(Entries with figure data)
· · ·

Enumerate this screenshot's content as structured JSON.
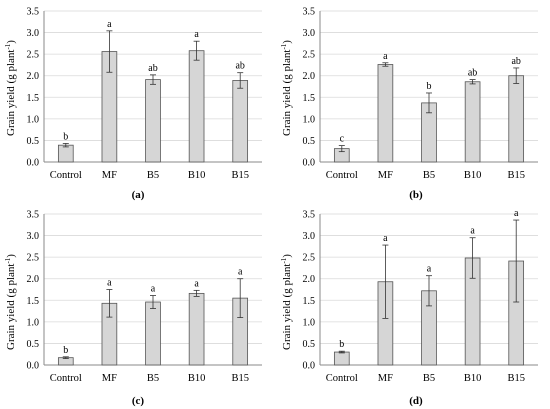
{
  "figure": {
    "panels": [
      {
        "label": "(a)",
        "ylabel_main": "Grain yield (g plant",
        "ylabel_sup": "-1",
        "ylabel_close": ")"
      },
      {
        "label": "(b)",
        "ylabel_main": "Grain yield (g plant",
        "ylabel_sup": "-1",
        "ylabel_close": ")"
      },
      {
        "label": "(c)",
        "ylabel_main": "Grain yield (g plant",
        "ylabel_sup": "-1",
        "ylabel_close": ")"
      },
      {
        "label": "(d)",
        "ylabel_main": "Grain yield (g plant",
        "ylabel_sup": "-1",
        "ylabel_close": ")"
      }
    ]
  },
  "colors": {
    "bar_fill": "#d6d6d6",
    "bar_stroke": "#555555",
    "axis": "#8a8a8a",
    "grid": "#d9d9d9",
    "text": "#000000"
  },
  "chart_data": [
    {
      "type": "bar",
      "categories": [
        "Control",
        "MF",
        "B5",
        "B10",
        "B15"
      ],
      "values": [
        0.39,
        2.56,
        1.91,
        2.58,
        1.89
      ],
      "errors": [
        0.04,
        0.48,
        0.11,
        0.22,
        0.18
      ],
      "letters": [
        "b",
        "a",
        "ab",
        "a",
        "ab"
      ],
      "ylim": [
        0,
        3.5
      ],
      "yticks": [
        "0.0",
        "0.5",
        "1.0",
        "1.5",
        "2.0",
        "2.5",
        "3.0",
        "3.5"
      ],
      "grid": true,
      "ylabel": "Grain yield (g plant-1)",
      "panel_label": "(a)"
    },
    {
      "type": "bar",
      "categories": [
        "Control",
        "MF",
        "B5",
        "B10",
        "B15"
      ],
      "values": [
        0.31,
        2.26,
        1.37,
        1.86,
        2.0
      ],
      "errors": [
        0.07,
        0.04,
        0.23,
        0.05,
        0.18
      ],
      "letters": [
        "c",
        "a",
        "b",
        "ab",
        "ab"
      ],
      "ylim": [
        0,
        3.5
      ],
      "yticks": [
        "0.0",
        "0.5",
        "1.0",
        "1.5",
        "2.0",
        "2.5",
        "3.0",
        "3.5"
      ],
      "grid": true,
      "ylabel": "Grain yield (g plant-1)",
      "panel_label": "(b)"
    },
    {
      "type": "bar",
      "categories": [
        "Control",
        "MF",
        "B5",
        "B10",
        "B15"
      ],
      "values": [
        0.17,
        1.43,
        1.46,
        1.66,
        1.55
      ],
      "errors": [
        0.02,
        0.32,
        0.15,
        0.07,
        0.45
      ],
      "letters": [
        "b",
        "a",
        "a",
        "a",
        "a"
      ],
      "ylim": [
        0,
        3.5
      ],
      "yticks": [
        "0.0",
        "0.5",
        "1.0",
        "1.5",
        "2.0",
        "2.5",
        "3.0",
        "3.5"
      ],
      "grid": true,
      "ylabel": "Grain yield (g plant-1)",
      "panel_label": "(c)"
    },
    {
      "type": "bar",
      "categories": [
        "Control",
        "MF",
        "B5",
        "B10",
        "B15"
      ],
      "values": [
        0.3,
        1.93,
        1.72,
        2.48,
        2.41
      ],
      "errors": [
        0.02,
        0.85,
        0.35,
        0.47,
        0.95
      ],
      "letters": [
        "b",
        "a",
        "a",
        "a",
        "a"
      ],
      "ylim": [
        0,
        3.5
      ],
      "yticks": [
        "0.0",
        "0.5",
        "1.0",
        "1.5",
        "2.0",
        "2.5",
        "3.0",
        "3.5"
      ],
      "grid": true,
      "ylabel": "Grain yield (g plant-1)",
      "panel_label": "(d)"
    }
  ]
}
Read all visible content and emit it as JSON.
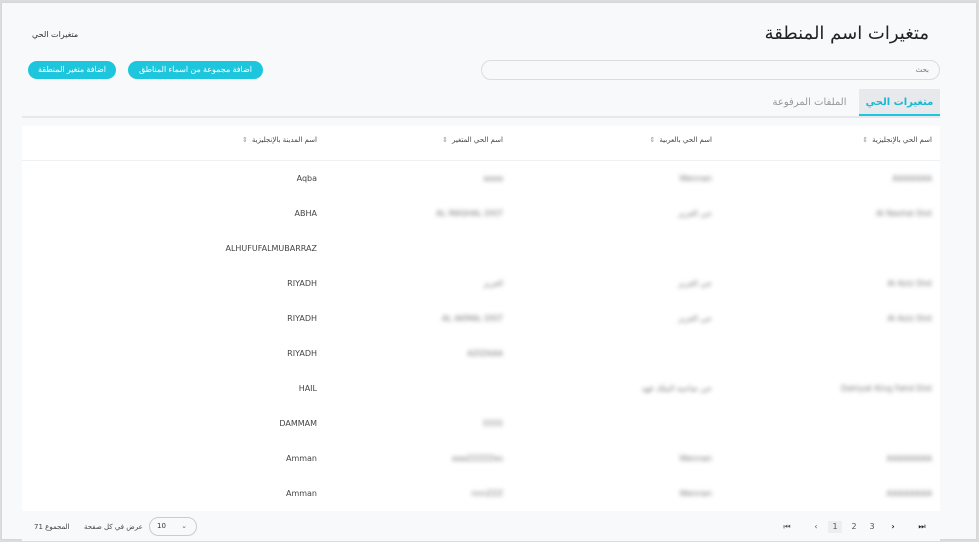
{
  "header": {
    "title": "متغيرات اسم المنطقة",
    "breadcrumb": "متغيرات الحي"
  },
  "search": {
    "placeholder": "بحث"
  },
  "buttons": {
    "add_group": "اضافة مجموعة من اسماء المناطق",
    "add_variable": "اضافة متغير المنطقة"
  },
  "tabs": [
    {
      "label": "متغيرات الحي",
      "active": true
    },
    {
      "label": "الملفات المرفوعة",
      "active": false
    }
  ],
  "colors": {
    "accent": "#1ec6dd"
  },
  "table": {
    "columns": [
      "اسم الحي بالإنجليزية",
      "اسم الحي بالعربية",
      "اسم الحي المتغير",
      "اسم المدينة بالإنجليزية"
    ],
    "rows": [
      [
        "AAAAAAA",
        "Wennan",
        "aaaa",
        "Aqba"
      ],
      [
        "Al Nashal Dist",
        "حي العزيز",
        "AL MASHAL DIST",
        "ABHA"
      ],
      [
        "",
        "",
        "",
        "ALHUFUFALMUBARRAZ"
      ],
      [
        "Al Aziz Dist",
        "حي العزيز",
        "العزيز",
        "RIYADH"
      ],
      [
        "Al Aziz Dist",
        "حي العزيز",
        "AL AKMAL DIST",
        "RIYADH"
      ],
      [
        "",
        "",
        "AZIZAAA",
        "RIYADH"
      ],
      [
        "Dahiyat King Fahd Dist",
        "حي ضاحية الملك فهد",
        "",
        "HAIL"
      ],
      [
        "",
        "",
        "5555",
        "DAMMAM"
      ],
      [
        "AAAAAAAA",
        "Wennan",
        "aaaZZZZZes",
        "Amman"
      ],
      [
        "AAAAAAAA",
        "Wennan",
        "nnnZZZ",
        "Amman"
      ]
    ]
  },
  "footer": {
    "total": "المجموع 71",
    "per_page_label": "عرض في كل صفحة",
    "per_page": "10",
    "pages": [
      "1",
      "2",
      "3"
    ],
    "current_page": "1"
  }
}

· · ·

- _Task details_: Images in the records should not be copied. Repeat all the rest exactly.

- _Task solution_:
Enumerate this screenshot's content as structured JSON.
{
  "figure": {
    "panels": [
      {
        "label": "(a)",
        "ylabel_main": "Grain yield (g plant",
        "ylabel_sup": "-1",
        "ylabel_close": ")"
      },
      {
        "label": "(b)",
        "ylabel_main": "Grain yield (g plant",
        "ylabel_sup": "-1",
        "ylabel_close": ")"
      },
      {
        "label": "(c)",
        "ylabel_main": "Grain yield (g plant",
        "ylabel_sup": "-1",
        "ylabel_close": ")"
      },
      {
        "label": "(d)",
        "ylabel_main": "Grain yield (g plant",
        "ylabel_sup": "-1",
        "ylabel_close": ")"
      }
    ]
  },
  "colors": {
    "bar_fill": "#d6d6d6",
    "bar_stroke": "#555555",
    "axis": "#8a8a8a",
    "grid": "#d9d9d9",
    "text": "#000000"
  },
  "chart_data": [
    {
      "type": "bar",
      "categories": [
        "Control",
        "MF",
        "B5",
        "B10",
        "B15"
      ],
      "values": [
        0.39,
        2.56,
        1.91,
        2.58,
        1.89
      ],
      "errors": [
        0.04,
        0.48,
        0.11,
        0.22,
        0.18
      ],
      "letters": [
        "b",
        "a",
        "ab",
        "a",
        "ab"
      ],
      "ylim": [
        0,
        3.5
      ],
      "yticks": [
        "0.0",
        "0.5",
        "1.0",
        "1.5",
        "2.0",
        "2.5",
        "3.0",
        "3.5"
      ],
      "grid": true,
      "ylabel": "Grain yield (g plant-1)",
      "panel_label": "(a)"
    },
    {
      "type": "bar",
      "categories": [
        "Control",
        "MF",
        "B5",
        "B10",
        "B15"
      ],
      "values": [
        0.31,
        2.26,
        1.37,
        1.86,
        2.0
      ],
      "errors": [
        0.07,
        0.04,
        0.23,
        0.05,
        0.18
      ],
      "letters": [
        "c",
        "a",
        "b",
        "ab",
        "ab"
      ],
      "ylim": [
        0,
        3.5
      ],
      "yticks": [
        "0.0",
        "0.5",
        "1.0",
        "1.5",
        "2.0",
        "2.5",
        "3.0",
        "3.5"
      ],
      "grid": true,
      "ylabel": "Grain yield (g plant-1)",
      "panel_label": "(b)"
    },
    {
      "type": "bar",
      "categories": [
        "Control",
        "MF",
        "B5",
        "B10",
        "B15"
      ],
      "values": [
        0.17,
        1.43,
        1.46,
        1.66,
        1.55
      ],
      "errors": [
        0.02,
        0.32,
        0.15,
        0.07,
        0.45
      ],
      "letters": [
        "b",
        "a",
        "a",
        "a",
        "a"
      ],
      "ylim": [
        0,
        3.5
      ],
      "yticks": [
        "0.0",
        "0.5",
        "1.0",
        "1.5",
        "2.0",
        "2.5",
        "3.0",
        "3.5"
      ],
      "grid": true,
      "ylabel": "Grain yield (g plant-1)",
      "panel_label": "(c)"
    },
    {
      "type": "bar",
      "categories": [
        "Control",
        "MF",
        "B5",
        "B10",
        "B15"
      ],
      "values": [
        0.3,
        1.93,
        1.72,
        2.48,
        2.41
      ],
      "errors": [
        0.02,
        0.85,
        0.35,
        0.47,
        0.95
      ],
      "letters": [
        "b",
        "a",
        "a",
        "a",
        "a"
      ],
      "ylim": [
        0,
        3.5
      ],
      "yticks": [
        "0.0",
        "0.5",
        "1.0",
        "1.5",
        "2.0",
        "2.5",
        "3.0",
        "3.5"
      ],
      "grid": true,
      "ylabel": "Grain yield (g plant-1)",
      "panel_label": "(d)"
    }
  ]
}
Read all visible content and emit it as JSON.
{
  "header": {
    "title": "متغيرات اسم المنطقة",
    "breadcrumb": "متغيرات الحي"
  },
  "search": {
    "placeholder": "بحث"
  },
  "buttons": {
    "add_group": "اضافة مجموعة من اسماء المناطق",
    "add_variable": "اضافة متغير المنطقة"
  },
  "tabs": [
    {
      "label": "متغيرات الحي",
      "active": true
    },
    {
      "label": "الملفات المرفوعة",
      "active": false
    }
  ],
  "colors": {
    "accent": "#1ec6dd"
  },
  "table": {
    "columns": [
      "اسم الحي بالإنجليزية",
      "اسم الحي بالعربية",
      "اسم الحي المتغير",
      "اسم المدينة بالإنجليزية"
    ],
    "rows": [
      [
        "AAAAAAA",
        "Wennan",
        "aaaa",
        "Aqba"
      ],
      [
        "Al Nashal Dist",
        "حي العزيز",
        "AL MASHAL DIST",
        "ABHA"
      ],
      [
        "",
        "",
        "",
        "ALHUFUFALMUBARRAZ"
      ],
      [
        "Al Aziz Dist",
        "حي العزيز",
        "العزيز",
        "RIYADH"
      ],
      [
        "Al Aziz Dist",
        "حي العزيز",
        "AL AKMAL DIST",
        "RIYADH"
      ],
      [
        "",
        "",
        "AZIZAAA",
        "RIYADH"
      ],
      [
        "Dahiyat King Fahd Dist",
        "حي ضاحية الملك فهد",
        "",
        "HAIL"
      ],
      [
        "",
        "",
        "5555",
        "DAMMAM"
      ],
      [
        "AAAAAAAA",
        "Wennan",
        "aaaZZZZZes",
        "Amman"
      ],
      [
        "AAAAAAAA",
        "Wennan",
        "nnnZZZ",
        "Amman"
      ]
    ]
  },
  "footer": {
    "total": "المجموع 71",
    "per_page_label": "عرض في كل صفحة",
    "per_page": "10",
    "pages": [
      "1",
      "2",
      "3"
    ],
    "current_page": "1"
  }
}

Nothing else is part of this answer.